Say how many lines contain the word "screenshot" and give no other text.
━━━━━ INPUT RECORDS ━━━━━
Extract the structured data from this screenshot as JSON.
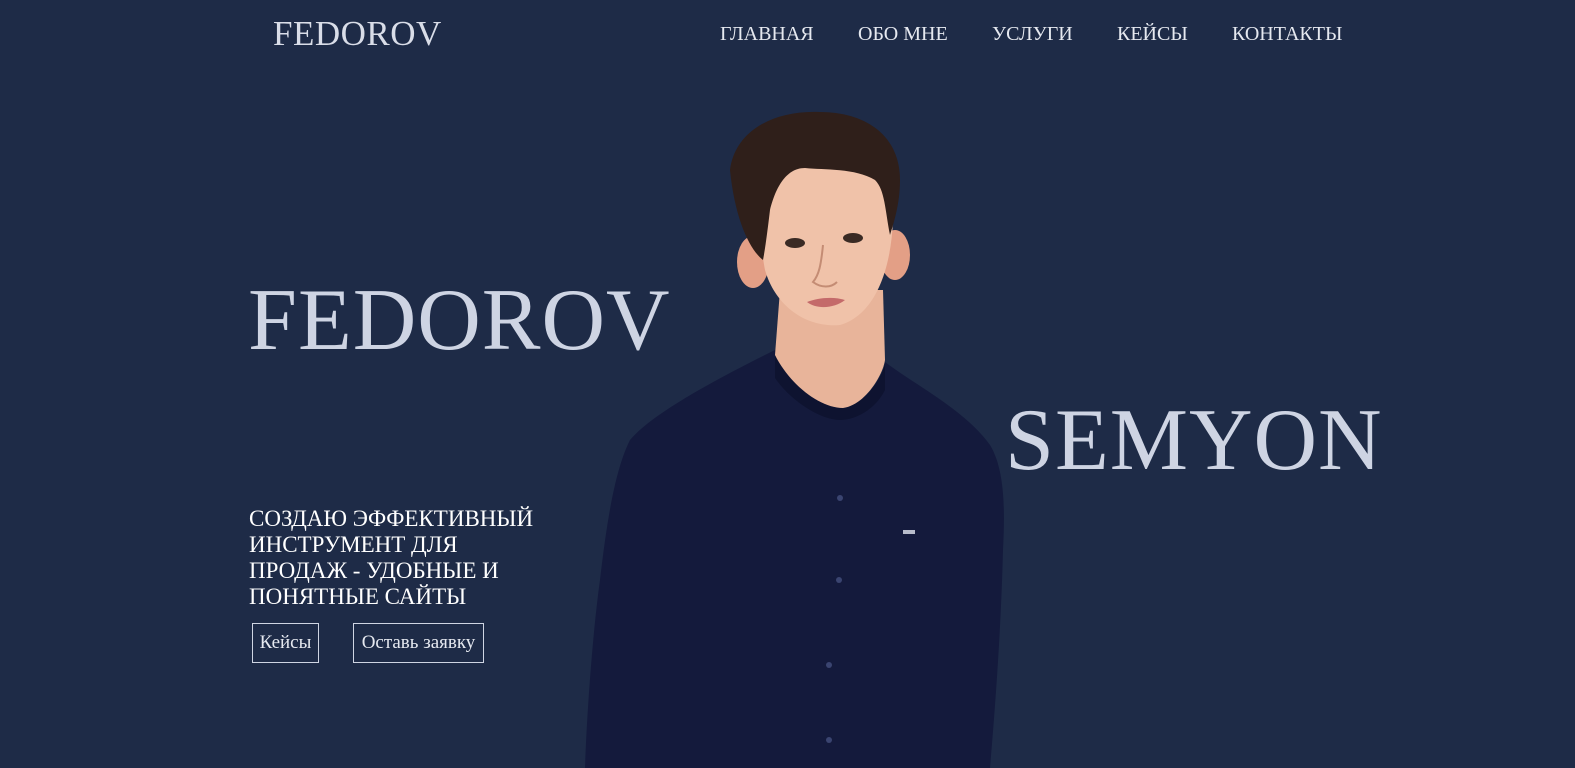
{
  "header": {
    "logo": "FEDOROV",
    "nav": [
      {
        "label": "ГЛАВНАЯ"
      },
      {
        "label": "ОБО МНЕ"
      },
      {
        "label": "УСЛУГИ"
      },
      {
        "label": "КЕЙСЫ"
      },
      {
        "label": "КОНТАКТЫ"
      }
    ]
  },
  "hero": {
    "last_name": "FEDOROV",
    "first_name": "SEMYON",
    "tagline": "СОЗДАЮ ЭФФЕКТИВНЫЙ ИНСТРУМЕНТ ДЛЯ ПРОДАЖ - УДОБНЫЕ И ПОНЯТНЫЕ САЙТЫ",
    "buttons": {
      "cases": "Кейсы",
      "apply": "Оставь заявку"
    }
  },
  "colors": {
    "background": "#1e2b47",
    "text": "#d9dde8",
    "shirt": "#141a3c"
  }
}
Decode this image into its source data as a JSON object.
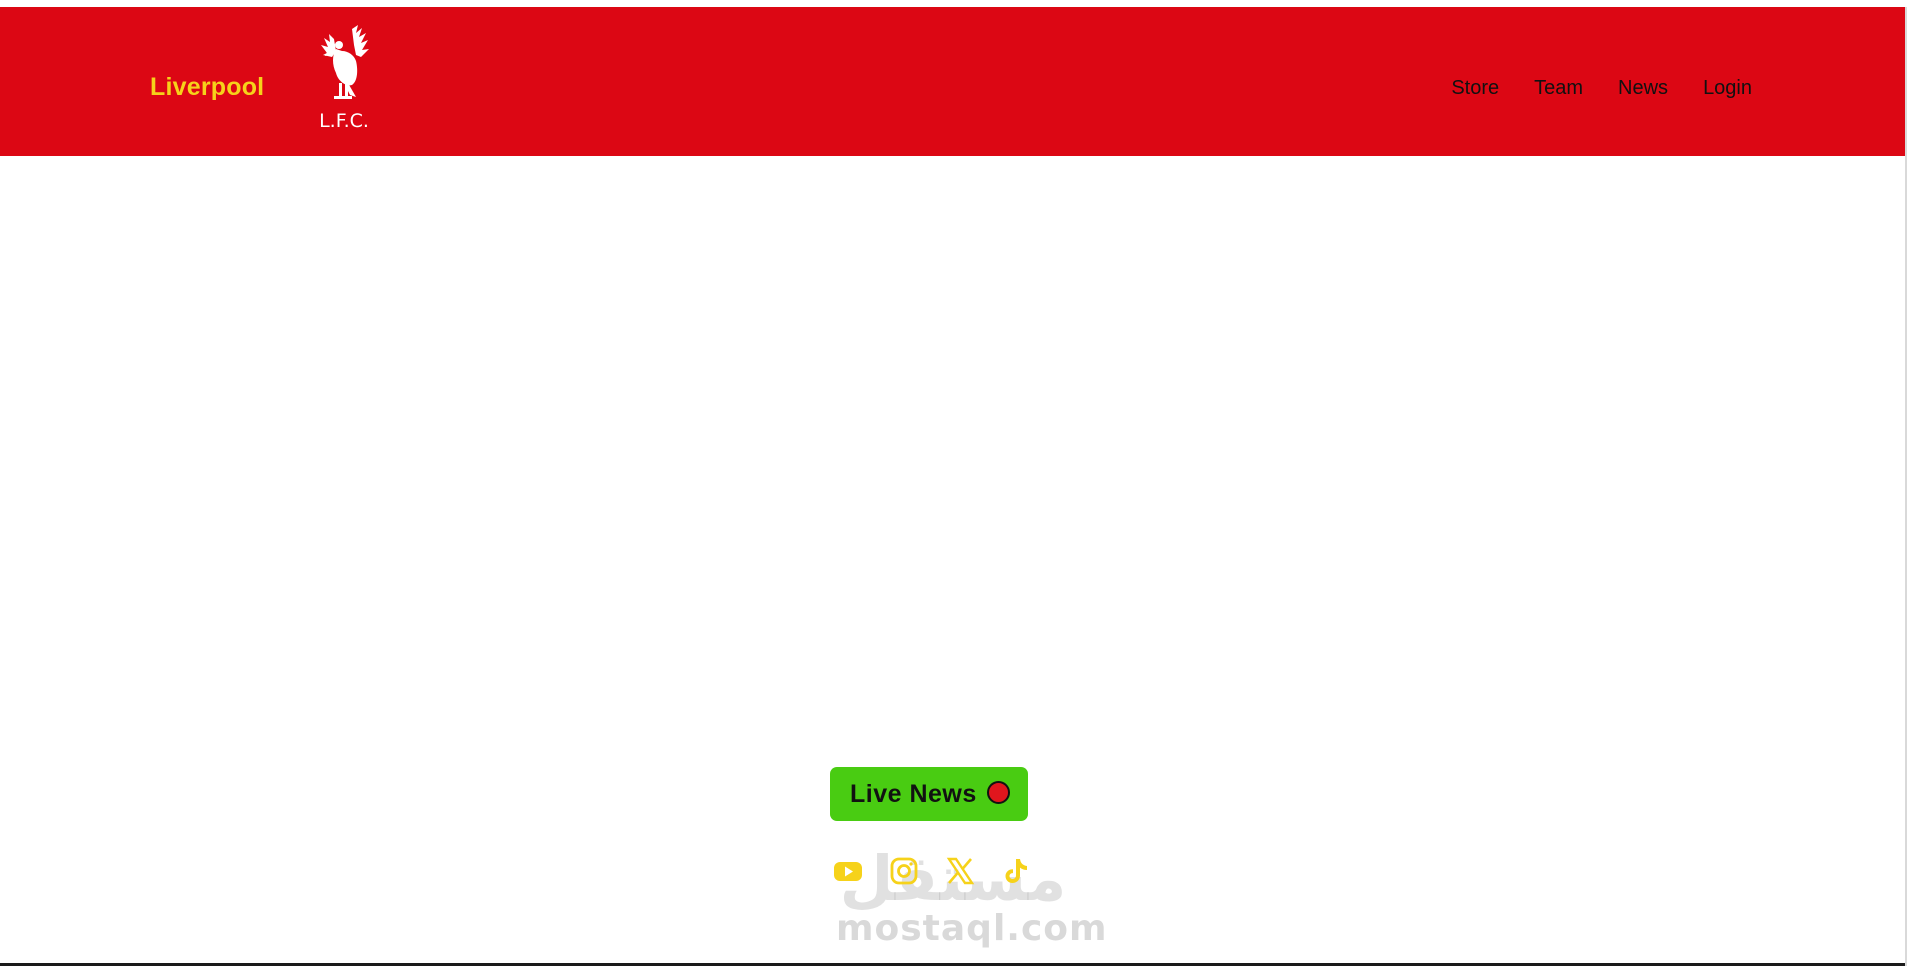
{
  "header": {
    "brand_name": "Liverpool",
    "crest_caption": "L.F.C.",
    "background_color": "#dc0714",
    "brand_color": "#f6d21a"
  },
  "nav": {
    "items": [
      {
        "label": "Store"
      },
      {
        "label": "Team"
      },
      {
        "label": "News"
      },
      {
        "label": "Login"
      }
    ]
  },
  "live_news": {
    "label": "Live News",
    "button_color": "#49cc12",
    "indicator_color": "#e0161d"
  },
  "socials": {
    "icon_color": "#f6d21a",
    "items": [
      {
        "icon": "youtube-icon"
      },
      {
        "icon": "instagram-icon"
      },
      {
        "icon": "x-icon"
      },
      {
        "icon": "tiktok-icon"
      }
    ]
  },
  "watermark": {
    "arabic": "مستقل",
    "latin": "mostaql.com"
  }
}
━━━━━
━━━━━ INPUT RECORDS ━━━━━
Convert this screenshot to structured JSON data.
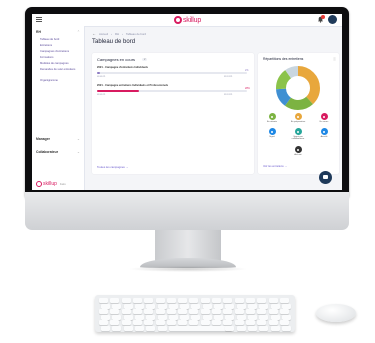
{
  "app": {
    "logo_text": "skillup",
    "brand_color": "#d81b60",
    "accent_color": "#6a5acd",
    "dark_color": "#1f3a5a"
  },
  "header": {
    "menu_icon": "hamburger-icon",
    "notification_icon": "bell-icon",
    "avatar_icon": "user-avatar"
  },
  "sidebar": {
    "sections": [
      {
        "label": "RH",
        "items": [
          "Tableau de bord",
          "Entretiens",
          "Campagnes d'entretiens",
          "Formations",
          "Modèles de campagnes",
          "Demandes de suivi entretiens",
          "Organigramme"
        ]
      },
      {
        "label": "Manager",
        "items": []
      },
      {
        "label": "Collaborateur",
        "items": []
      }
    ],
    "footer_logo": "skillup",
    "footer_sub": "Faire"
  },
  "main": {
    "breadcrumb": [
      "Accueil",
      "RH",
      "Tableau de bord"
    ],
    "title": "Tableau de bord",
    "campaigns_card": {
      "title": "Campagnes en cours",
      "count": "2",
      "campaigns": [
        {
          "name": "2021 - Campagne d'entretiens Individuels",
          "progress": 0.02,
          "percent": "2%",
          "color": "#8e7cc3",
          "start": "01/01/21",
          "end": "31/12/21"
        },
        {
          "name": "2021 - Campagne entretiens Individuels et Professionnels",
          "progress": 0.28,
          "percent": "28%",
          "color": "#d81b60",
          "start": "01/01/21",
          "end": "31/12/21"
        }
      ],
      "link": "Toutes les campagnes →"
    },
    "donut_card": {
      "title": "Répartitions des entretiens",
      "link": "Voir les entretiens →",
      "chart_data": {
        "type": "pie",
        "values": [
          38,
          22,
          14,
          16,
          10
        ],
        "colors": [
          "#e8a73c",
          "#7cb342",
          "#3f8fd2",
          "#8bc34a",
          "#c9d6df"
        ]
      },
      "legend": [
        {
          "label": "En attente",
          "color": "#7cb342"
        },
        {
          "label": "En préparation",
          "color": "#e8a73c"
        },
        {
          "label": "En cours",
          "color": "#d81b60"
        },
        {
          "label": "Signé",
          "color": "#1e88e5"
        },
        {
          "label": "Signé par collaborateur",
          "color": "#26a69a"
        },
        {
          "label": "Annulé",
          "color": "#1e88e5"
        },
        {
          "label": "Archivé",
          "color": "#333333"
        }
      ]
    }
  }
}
━━━━━
━━━━━ INPUT RECORDS ━━━━━
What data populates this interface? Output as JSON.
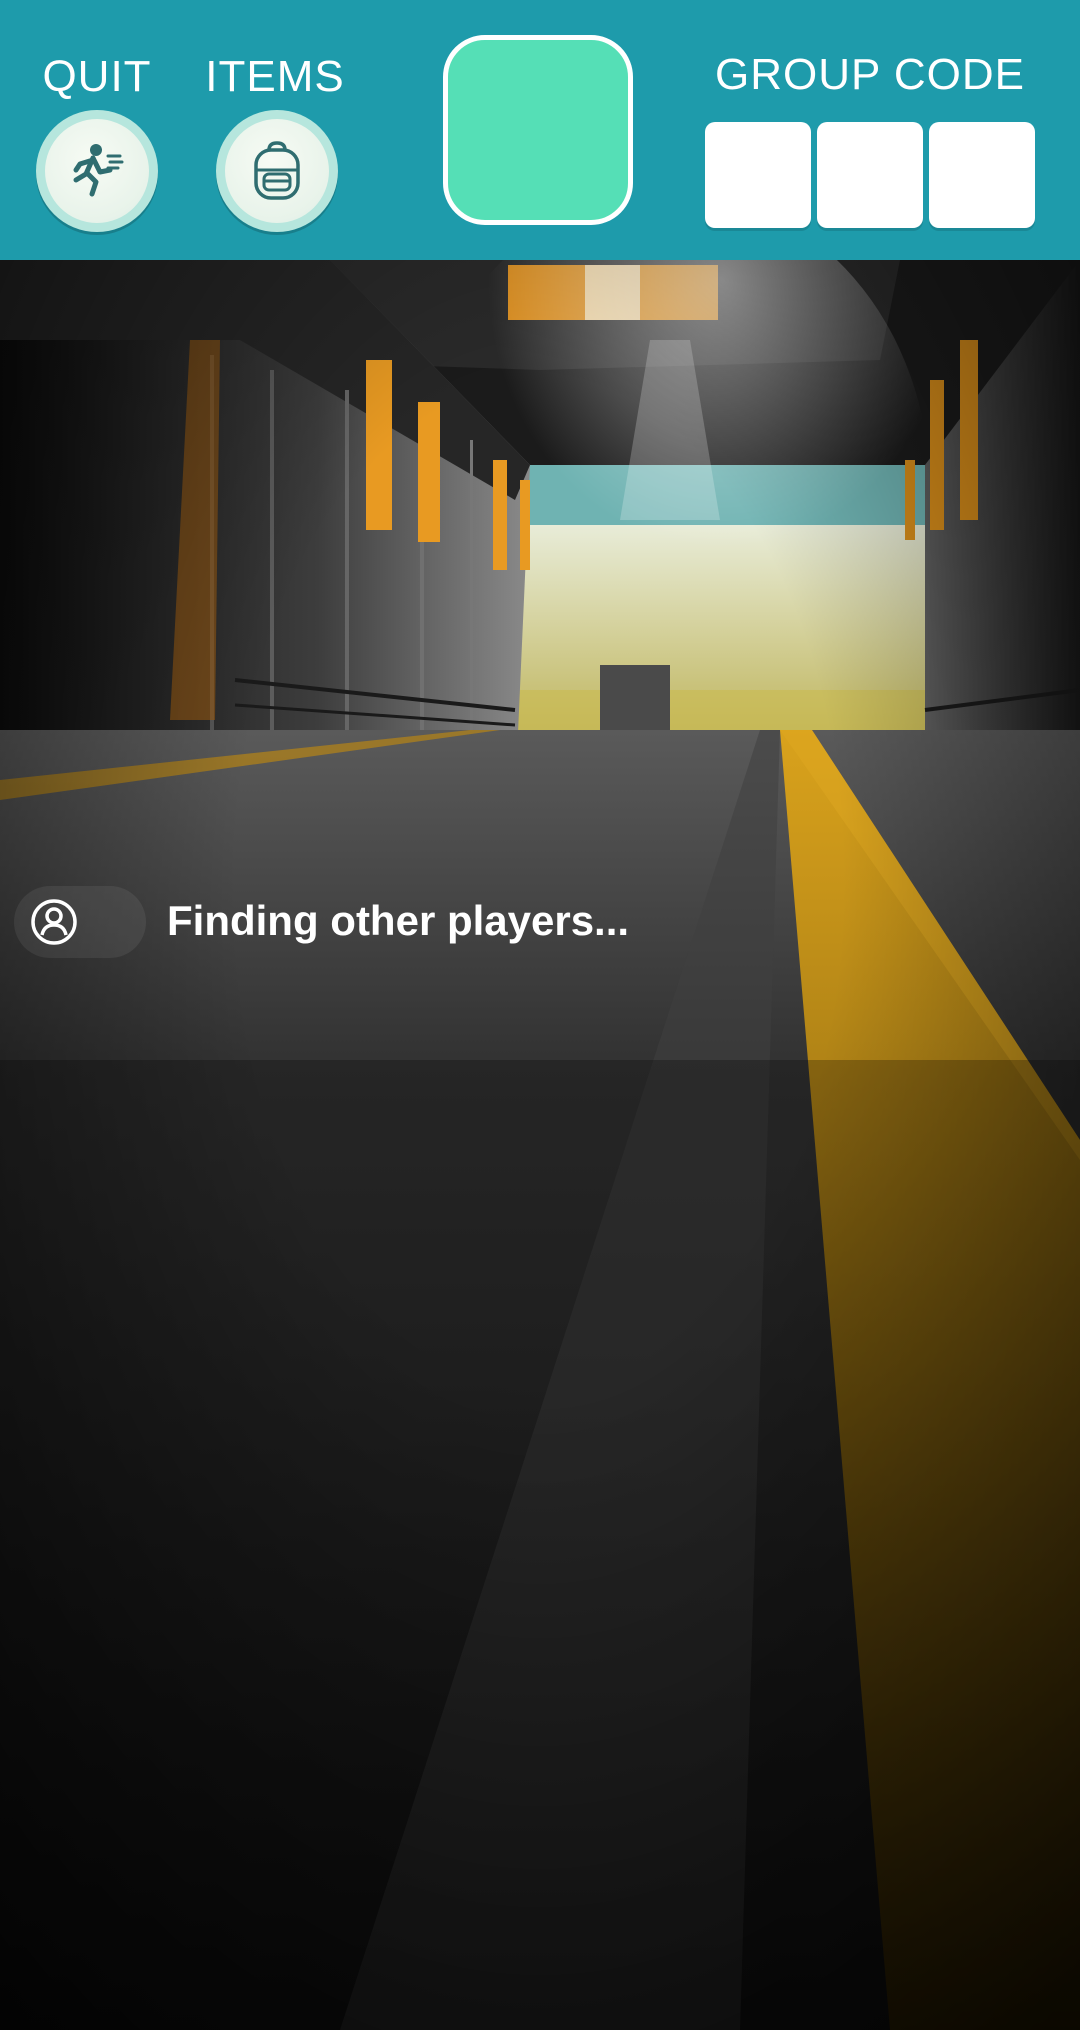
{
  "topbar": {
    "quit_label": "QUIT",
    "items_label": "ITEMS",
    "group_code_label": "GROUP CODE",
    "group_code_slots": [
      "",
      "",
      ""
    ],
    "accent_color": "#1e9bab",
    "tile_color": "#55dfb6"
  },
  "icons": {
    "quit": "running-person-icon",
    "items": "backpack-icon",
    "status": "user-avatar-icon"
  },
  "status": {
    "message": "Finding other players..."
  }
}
━━━━━
EXERCISE SOLUTION
2